| Written task |
Set down each entry from the block beneath, exactly as written.

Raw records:
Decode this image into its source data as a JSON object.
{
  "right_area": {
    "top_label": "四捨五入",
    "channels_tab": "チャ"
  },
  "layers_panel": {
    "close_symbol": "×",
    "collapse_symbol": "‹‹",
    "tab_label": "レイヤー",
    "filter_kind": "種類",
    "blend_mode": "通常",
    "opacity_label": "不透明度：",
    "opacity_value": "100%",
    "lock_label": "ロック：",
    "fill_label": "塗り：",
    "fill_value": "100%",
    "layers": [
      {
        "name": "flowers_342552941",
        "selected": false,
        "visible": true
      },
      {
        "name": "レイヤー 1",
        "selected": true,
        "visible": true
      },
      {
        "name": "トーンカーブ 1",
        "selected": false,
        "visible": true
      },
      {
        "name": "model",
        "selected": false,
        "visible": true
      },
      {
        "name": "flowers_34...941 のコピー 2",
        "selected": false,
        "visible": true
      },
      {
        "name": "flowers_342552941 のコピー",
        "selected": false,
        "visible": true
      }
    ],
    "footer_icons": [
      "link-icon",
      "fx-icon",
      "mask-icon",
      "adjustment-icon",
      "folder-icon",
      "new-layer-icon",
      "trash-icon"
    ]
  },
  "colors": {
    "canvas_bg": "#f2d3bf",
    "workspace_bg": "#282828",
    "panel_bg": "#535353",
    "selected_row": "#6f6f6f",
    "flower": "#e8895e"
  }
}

| Full output |
Decode this image into its source data as a JSON object.
{
  "right_area": {
    "top_label": "四捨五入",
    "channels_tab": "チャ"
  },
  "layers_panel": {
    "close_symbol": "×",
    "collapse_symbol": "‹‹",
    "tab_label": "レイヤー",
    "filter_kind": "種類",
    "blend_mode": "通常",
    "opacity_label": "不透明度：",
    "opacity_value": "100%",
    "lock_label": "ロック：",
    "fill_label": "塗り：",
    "fill_value": "100%",
    "layers": [
      {
        "name": "flowers_342552941",
        "selected": false,
        "visible": true
      },
      {
        "name": "レイヤー 1",
        "selected": true,
        "visible": true
      },
      {
        "name": "トーンカーブ 1",
        "selected": false,
        "visible": true
      },
      {
        "name": "model",
        "selected": false,
        "visible": true
      },
      {
        "name": "flowers_34...941 のコピー 2",
        "selected": false,
        "visible": true
      },
      {
        "name": "flowers_342552941 のコピー",
        "selected": false,
        "visible": true
      }
    ],
    "footer_icons": [
      "link-icon",
      "fx-icon",
      "mask-icon",
      "adjustment-icon",
      "folder-icon",
      "new-layer-icon",
      "trash-icon"
    ]
  },
  "colors": {
    "canvas_bg": "#f2d3bf",
    "workspace_bg": "#282828",
    "panel_bg": "#535353",
    "selected_row": "#6f6f6f",
    "flower": "#e8895e"
  }
}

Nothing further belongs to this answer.